> _EXERCISE PROMPT_
Lines containing the string "dotąd" are to be counted; report the number and nothing more.

Stored records:

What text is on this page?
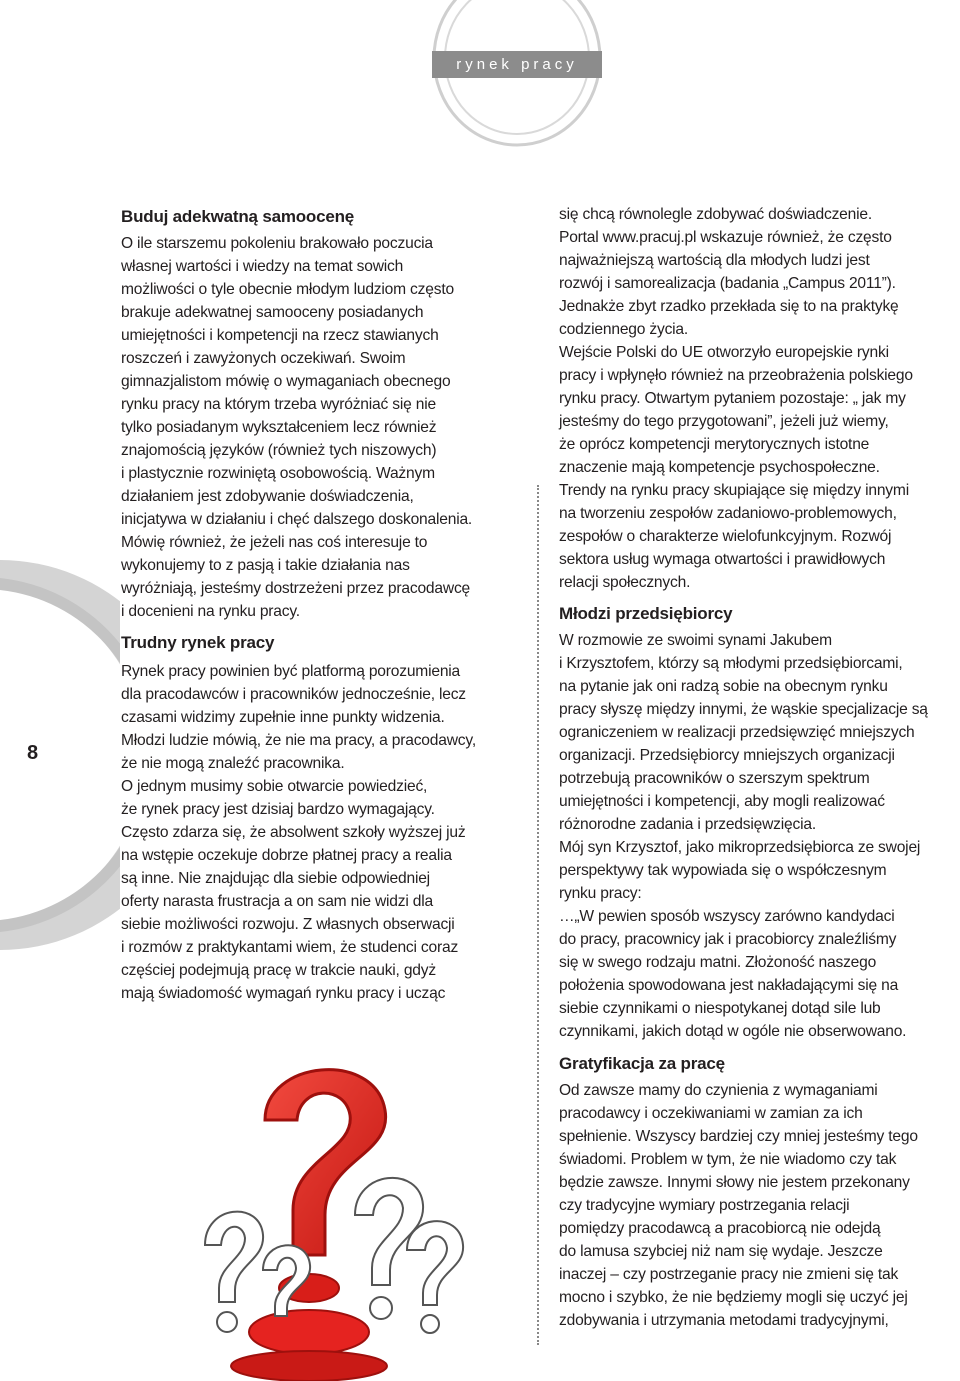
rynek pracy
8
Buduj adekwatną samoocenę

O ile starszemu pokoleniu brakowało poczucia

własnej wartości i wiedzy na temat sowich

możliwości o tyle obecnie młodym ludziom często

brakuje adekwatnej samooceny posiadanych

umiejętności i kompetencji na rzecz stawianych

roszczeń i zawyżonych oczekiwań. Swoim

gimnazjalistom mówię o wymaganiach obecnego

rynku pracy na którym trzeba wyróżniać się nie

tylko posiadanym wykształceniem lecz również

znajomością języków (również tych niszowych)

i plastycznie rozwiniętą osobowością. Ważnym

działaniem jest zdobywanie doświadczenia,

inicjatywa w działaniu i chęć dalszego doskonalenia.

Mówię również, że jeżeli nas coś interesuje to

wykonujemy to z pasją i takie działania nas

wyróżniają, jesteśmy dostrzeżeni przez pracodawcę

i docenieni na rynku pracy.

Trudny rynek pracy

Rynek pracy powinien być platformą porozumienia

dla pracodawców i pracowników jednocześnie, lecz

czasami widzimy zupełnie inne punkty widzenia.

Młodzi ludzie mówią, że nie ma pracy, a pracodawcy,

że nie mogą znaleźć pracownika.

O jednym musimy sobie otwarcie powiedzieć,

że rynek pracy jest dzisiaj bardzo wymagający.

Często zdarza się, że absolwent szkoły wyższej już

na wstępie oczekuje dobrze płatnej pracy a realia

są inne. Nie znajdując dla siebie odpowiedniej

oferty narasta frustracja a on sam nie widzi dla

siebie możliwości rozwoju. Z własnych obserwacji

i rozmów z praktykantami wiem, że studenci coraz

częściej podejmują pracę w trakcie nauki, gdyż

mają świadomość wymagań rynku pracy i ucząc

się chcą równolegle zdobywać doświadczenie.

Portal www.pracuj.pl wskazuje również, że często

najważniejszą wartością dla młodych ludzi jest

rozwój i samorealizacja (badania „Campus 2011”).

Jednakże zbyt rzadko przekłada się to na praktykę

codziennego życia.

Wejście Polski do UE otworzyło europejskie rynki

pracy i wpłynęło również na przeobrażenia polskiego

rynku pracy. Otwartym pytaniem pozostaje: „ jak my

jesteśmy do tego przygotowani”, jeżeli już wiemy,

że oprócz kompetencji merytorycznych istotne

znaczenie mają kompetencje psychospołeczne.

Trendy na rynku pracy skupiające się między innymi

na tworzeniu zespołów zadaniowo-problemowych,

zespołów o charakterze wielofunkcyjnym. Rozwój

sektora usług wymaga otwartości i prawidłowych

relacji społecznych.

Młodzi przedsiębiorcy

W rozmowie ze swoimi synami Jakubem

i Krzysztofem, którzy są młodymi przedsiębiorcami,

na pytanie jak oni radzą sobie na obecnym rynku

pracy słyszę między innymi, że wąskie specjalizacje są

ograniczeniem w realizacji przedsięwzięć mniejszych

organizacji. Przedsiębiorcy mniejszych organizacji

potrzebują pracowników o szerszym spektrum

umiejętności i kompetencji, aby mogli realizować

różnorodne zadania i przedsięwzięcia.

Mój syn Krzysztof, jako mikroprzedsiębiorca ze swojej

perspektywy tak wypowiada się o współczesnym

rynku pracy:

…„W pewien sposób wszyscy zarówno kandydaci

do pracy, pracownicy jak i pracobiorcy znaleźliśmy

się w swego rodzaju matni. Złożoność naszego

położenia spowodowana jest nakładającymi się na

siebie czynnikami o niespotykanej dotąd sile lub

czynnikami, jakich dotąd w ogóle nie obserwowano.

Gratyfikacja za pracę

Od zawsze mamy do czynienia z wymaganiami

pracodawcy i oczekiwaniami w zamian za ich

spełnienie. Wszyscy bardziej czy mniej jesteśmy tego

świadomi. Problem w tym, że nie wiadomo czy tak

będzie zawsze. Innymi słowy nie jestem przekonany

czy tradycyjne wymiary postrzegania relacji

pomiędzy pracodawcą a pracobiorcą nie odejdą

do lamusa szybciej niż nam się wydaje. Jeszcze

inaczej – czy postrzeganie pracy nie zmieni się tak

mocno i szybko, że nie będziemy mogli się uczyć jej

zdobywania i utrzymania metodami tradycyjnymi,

> _WRITTEN RESPONSE_
2